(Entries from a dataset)

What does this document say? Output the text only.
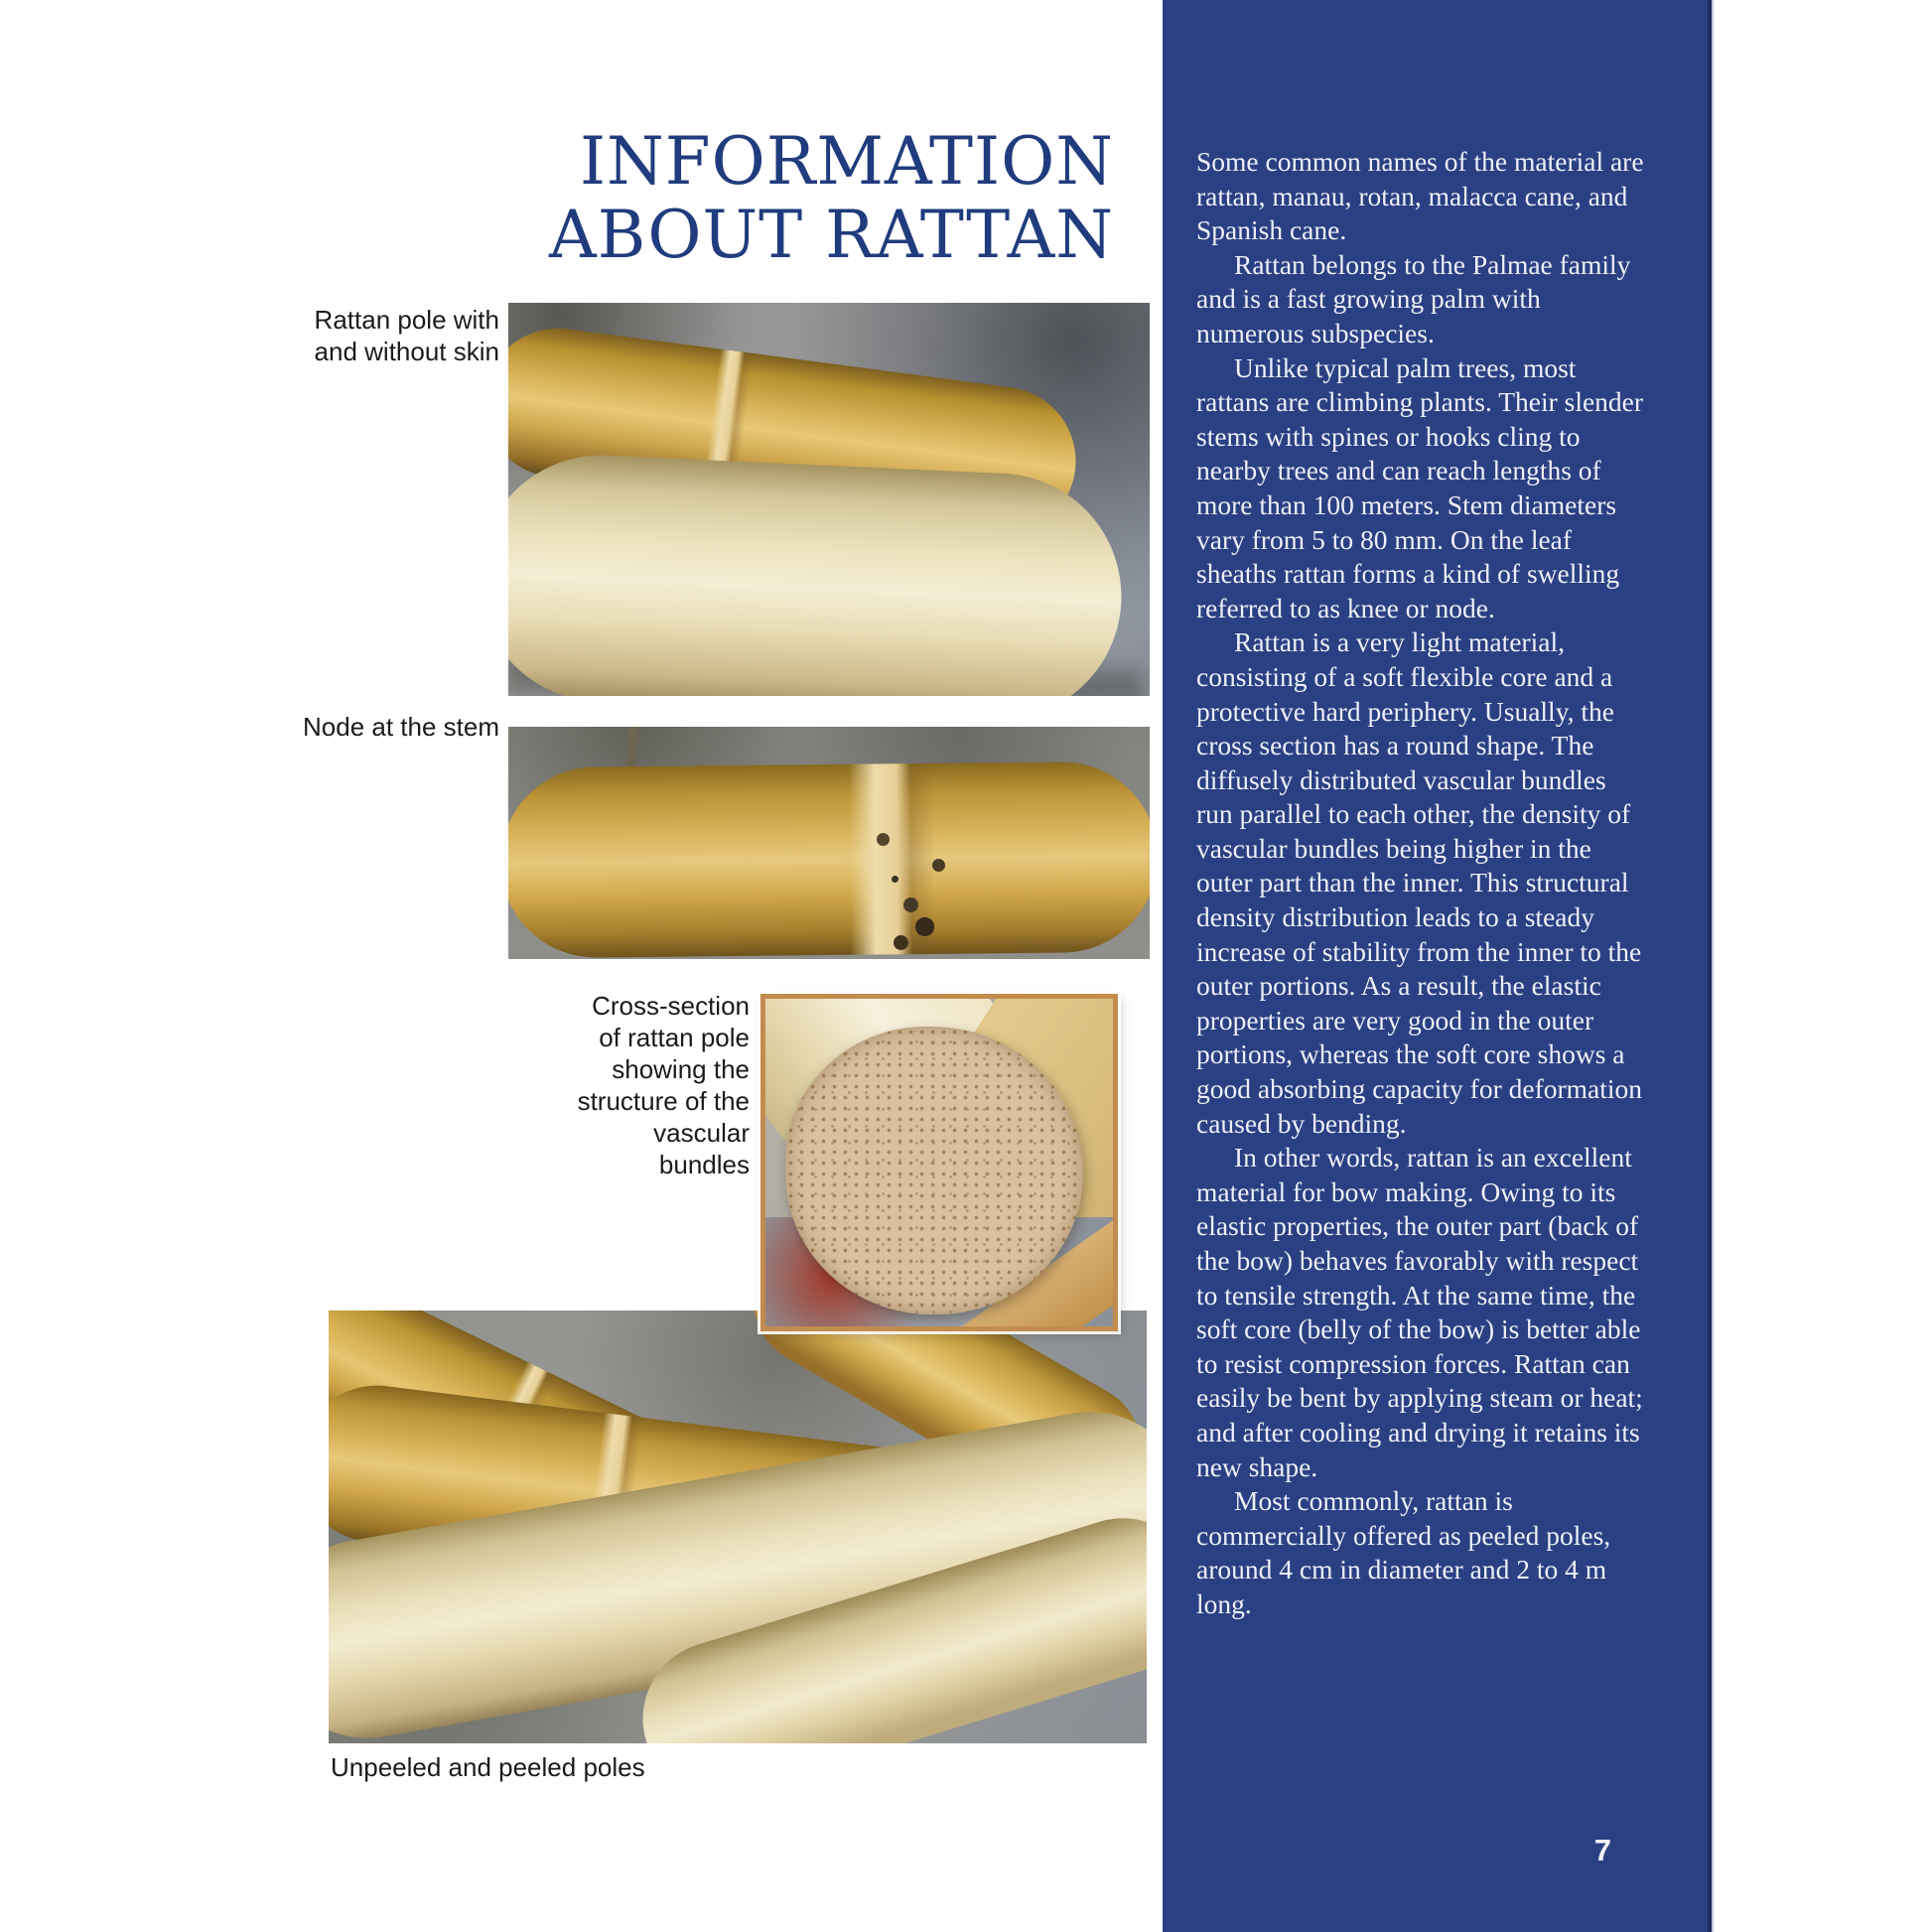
INFORMATION
ABOUT RATTAN
Rattan pole with and without skin
Node at the stem
Cross-section of rattan pole showing the structure of the vascular bundles
Unpeeled and peeled poles

Some common names of the material are rattan, manau, rotan, malacca cane, and Spanish cane.

Rattan belongs to the Palmae family and is a fast growing palm with numerous subspecies.

Unlike typical palm trees, most rattans are climbing plants. Their slender stems with spines or hooks cling to nearby trees and can reach lengths of more than 100 meters. Stem diameters vary from 5 to 80 mm. On the leaf sheaths rattan forms a kind of swelling referred to as knee or node.

Rattan is a very light material, consisting of a soft flexible core and a protective hard periphery. Usually, the cross section has a round shape. The diffusely distributed vascular bundles run parallel to each other, the density of vascular bundles being higher in the outer part than the inner. This structural density distribution leads to a steady increase of stability from the inner to the outer portions. As a result, the elastic properties are very good in the outer portions, whereas the soft core shows a good absorbing capacity for deformation caused by bending.

In other words, rattan is an excellent material for bow making. Owing to its elastic properties, the outer part (back of the bow) behaves favorably with respect to tensile strength. At the same time, the soft core (belly of the bow) is better able to resist compression forces. Rattan can easily be bent by applying steam or heat; and after cooling and drying it retains its new shape.

Most commonly, rattan is commercially offered as peeled poles, around 4 cm in diameter and 2 to 4 m long.

7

Aim of the task
Leave out the pictures and transcribe the entries above exactly.

Final answer
What does this document say? Output the text only.
INFORMATION
ABOUT RATTAN
Rattan pole with and without skin
Node at the stem
Cross-section of rattan pole showing the structure of the vascular bundles
Unpeeled and peeled poles

Some common names of the material are rattan, manau, rotan, malacca cane, and Spanish cane.

Rattan belongs to the Palmae family and is a fast growing palm with numerous subspecies.

Unlike typical palm trees, most rattans are climbing plants. Their slender stems with spines or hooks cling to nearby trees and can reach lengths of more than 100 meters. Stem diameters vary from 5 to 80 mm. On the leaf sheaths rattan forms a kind of swelling referred to as knee or node.

Rattan is a very light material, consisting of a soft flexible core and a protective hard periphery. Usually, the cross section has a round shape. The diffusely distributed vascular bundles run parallel to each other, the density of vascular bundles being higher in the outer part than the inner. This structural density distribution leads to a steady increase of stability from the inner to the outer portions. As a result, the elastic properties are very good in the outer portions, whereas the soft core shows a good absorbing capacity for deformation caused by bending.

In other words, rattan is an excellent material for bow making. Owing to its elastic properties, the outer part (back of the bow) behaves favorably with respect to tensile strength. At the same time, the soft core (belly of the bow) is better able to resist compression forces. Rattan can easily be bent by applying steam or heat; and after cooling and drying it retains its new shape.

Most commonly, rattan is commercially offered as peeled poles, around 4 cm in diameter and 2 to 4 m long.

7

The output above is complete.